* Written instruction
Please rewrite the records as a Markdown table with the columns n and Line, starting with the line containing "- data-region: [500, 418, 559, 492]" and going on through the line containing "- colorbar-tick-label: -500: [741, 462, 766, 475]". Skip any blank lines, and number each row.

Records from a data collection:
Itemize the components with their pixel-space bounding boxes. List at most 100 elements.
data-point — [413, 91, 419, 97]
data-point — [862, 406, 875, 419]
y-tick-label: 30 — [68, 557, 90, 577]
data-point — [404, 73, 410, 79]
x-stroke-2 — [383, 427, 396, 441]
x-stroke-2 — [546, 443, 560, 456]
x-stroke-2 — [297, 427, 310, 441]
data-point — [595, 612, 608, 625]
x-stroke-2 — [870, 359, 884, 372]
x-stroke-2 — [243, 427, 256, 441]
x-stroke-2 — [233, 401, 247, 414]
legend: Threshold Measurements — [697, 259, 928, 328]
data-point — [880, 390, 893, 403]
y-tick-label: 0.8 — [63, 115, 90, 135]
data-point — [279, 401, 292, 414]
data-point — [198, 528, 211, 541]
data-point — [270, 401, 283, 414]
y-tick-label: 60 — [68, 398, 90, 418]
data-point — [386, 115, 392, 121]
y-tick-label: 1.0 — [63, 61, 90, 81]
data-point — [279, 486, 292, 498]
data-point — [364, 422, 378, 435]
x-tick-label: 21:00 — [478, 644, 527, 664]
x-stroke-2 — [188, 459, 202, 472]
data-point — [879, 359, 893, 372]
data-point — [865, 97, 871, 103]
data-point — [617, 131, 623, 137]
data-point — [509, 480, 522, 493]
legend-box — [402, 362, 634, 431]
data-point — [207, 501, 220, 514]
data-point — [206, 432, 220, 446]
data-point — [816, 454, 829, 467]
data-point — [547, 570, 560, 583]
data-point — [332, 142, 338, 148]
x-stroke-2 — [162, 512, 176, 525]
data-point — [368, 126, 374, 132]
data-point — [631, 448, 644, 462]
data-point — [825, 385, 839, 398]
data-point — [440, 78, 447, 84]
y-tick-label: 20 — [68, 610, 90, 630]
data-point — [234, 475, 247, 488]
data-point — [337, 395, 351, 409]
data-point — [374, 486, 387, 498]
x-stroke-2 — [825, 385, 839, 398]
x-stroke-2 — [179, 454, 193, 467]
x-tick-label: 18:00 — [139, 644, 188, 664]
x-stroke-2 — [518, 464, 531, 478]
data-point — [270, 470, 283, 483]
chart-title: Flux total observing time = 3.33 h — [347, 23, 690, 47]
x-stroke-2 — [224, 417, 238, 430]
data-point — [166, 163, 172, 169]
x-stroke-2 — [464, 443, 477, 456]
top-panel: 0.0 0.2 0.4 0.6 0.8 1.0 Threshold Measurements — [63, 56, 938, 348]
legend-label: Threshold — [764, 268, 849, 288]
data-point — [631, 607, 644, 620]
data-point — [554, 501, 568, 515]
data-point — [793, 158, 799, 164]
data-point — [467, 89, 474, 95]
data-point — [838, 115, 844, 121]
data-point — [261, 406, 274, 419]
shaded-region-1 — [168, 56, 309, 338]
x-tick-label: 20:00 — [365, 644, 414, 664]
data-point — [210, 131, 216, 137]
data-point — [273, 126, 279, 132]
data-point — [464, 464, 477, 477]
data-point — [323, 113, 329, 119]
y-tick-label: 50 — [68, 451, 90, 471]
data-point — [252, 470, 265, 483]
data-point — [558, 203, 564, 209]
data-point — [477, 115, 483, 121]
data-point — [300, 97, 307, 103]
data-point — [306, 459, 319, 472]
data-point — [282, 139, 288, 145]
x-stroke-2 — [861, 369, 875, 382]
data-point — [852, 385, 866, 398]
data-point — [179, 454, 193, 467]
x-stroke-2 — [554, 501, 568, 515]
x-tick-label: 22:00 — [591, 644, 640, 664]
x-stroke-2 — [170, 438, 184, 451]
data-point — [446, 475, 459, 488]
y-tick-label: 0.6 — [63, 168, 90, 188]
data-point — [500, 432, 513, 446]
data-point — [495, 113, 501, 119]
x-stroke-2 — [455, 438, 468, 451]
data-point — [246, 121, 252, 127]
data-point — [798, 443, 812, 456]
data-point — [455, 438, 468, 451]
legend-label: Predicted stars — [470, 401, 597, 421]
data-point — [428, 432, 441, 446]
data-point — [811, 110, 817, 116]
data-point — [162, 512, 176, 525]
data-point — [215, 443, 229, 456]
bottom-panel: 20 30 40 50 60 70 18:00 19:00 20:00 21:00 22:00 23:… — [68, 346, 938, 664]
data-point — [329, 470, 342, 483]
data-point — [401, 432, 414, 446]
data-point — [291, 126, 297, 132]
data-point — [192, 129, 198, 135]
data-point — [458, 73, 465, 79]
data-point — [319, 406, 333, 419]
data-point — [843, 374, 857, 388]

* * *

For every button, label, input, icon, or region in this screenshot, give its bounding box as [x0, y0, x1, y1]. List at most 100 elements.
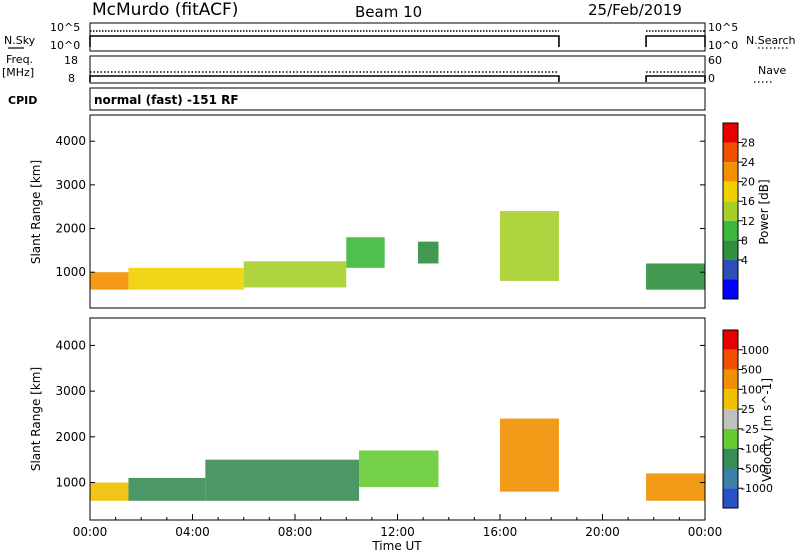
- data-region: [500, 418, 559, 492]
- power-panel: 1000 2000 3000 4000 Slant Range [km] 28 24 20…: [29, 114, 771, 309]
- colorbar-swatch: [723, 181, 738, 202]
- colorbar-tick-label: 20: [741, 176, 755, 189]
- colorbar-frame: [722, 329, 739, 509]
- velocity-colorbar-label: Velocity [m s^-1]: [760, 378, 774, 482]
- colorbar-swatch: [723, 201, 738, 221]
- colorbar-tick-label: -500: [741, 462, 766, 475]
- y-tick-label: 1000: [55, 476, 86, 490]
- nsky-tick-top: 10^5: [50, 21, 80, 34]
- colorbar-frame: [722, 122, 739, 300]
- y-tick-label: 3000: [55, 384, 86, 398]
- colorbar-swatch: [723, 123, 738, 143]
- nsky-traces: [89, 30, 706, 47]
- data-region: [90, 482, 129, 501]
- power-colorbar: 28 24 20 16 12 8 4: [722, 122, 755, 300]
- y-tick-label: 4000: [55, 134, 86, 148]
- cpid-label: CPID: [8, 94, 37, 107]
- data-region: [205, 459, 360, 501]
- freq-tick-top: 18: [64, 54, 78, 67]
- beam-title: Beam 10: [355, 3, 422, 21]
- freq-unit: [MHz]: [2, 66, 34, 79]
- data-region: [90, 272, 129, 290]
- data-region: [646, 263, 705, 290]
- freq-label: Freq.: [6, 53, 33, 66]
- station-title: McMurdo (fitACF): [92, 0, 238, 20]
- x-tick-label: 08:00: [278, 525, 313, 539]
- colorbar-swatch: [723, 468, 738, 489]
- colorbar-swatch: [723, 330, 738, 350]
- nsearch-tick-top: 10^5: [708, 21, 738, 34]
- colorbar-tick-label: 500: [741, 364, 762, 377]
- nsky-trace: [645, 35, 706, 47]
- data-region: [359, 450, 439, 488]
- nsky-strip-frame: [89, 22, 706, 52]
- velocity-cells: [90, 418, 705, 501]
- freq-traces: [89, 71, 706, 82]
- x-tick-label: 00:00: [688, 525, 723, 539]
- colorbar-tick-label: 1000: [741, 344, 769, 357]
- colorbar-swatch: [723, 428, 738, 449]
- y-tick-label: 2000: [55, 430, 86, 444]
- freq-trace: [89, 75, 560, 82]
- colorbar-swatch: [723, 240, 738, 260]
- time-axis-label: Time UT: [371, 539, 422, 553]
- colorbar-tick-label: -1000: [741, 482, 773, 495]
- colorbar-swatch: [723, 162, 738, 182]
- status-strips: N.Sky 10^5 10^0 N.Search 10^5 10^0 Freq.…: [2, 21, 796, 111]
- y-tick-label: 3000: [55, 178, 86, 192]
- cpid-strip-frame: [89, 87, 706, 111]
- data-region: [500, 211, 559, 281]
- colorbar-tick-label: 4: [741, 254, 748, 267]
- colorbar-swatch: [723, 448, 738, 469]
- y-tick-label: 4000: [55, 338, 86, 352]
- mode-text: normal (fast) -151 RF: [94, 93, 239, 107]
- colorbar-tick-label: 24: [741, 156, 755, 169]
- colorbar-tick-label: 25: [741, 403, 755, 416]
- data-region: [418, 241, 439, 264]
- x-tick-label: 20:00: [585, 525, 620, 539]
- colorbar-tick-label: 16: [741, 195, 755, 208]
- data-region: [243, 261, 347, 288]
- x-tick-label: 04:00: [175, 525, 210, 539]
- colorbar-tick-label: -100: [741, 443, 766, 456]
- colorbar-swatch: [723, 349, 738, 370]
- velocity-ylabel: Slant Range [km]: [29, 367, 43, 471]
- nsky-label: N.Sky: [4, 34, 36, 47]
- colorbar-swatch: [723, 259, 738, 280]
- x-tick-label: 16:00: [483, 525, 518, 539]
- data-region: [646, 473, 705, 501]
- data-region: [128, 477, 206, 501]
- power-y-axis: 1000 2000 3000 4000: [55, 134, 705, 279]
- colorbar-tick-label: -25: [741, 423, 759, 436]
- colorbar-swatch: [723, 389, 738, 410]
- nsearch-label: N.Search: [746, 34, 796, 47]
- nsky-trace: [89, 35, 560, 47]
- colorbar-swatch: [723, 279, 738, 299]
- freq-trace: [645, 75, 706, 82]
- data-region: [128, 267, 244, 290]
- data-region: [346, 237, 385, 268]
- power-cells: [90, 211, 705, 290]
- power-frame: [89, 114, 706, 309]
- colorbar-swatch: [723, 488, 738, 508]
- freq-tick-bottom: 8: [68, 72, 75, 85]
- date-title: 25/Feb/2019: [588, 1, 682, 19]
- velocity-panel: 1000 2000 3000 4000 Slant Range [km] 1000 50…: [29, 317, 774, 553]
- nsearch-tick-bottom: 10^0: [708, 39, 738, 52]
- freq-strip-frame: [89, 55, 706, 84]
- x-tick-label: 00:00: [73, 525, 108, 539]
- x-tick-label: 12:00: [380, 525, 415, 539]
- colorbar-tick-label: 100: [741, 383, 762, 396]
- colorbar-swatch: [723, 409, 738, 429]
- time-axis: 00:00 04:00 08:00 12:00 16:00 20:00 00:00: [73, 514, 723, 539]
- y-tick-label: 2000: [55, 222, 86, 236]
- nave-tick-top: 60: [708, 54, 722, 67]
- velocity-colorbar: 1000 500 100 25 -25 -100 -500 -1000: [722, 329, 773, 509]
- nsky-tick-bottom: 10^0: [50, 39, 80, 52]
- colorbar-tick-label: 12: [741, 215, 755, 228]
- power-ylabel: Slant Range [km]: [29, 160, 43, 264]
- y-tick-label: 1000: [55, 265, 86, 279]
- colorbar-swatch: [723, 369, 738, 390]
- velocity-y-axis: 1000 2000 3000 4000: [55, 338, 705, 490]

* Exercise result
| n | Line |
|---|---|
| 1 | - data-region: [500, 418, 559, 492] |
| 2 | - power-panel: 1000 2000 3000 4000 Slant Range [km] 28 24 20…: [29, 114, 771, 309] |
| 3 | - colorbar-swatch: [723, 181, 738, 202] |
| 4 | - colorbar-tick-label: 20: [741, 176, 755, 189] |
| 5 | - colorbar-frame: [722, 329, 739, 509] |
| 6 | - velocity-colorbar-label: Velocity [m s^-1]: [760, 378, 774, 482] |
| 7 | - colorbar-swatch: [723, 201, 738, 221] |
| 8 | - colorbar-tick-label: -500: [741, 462, 766, 475] |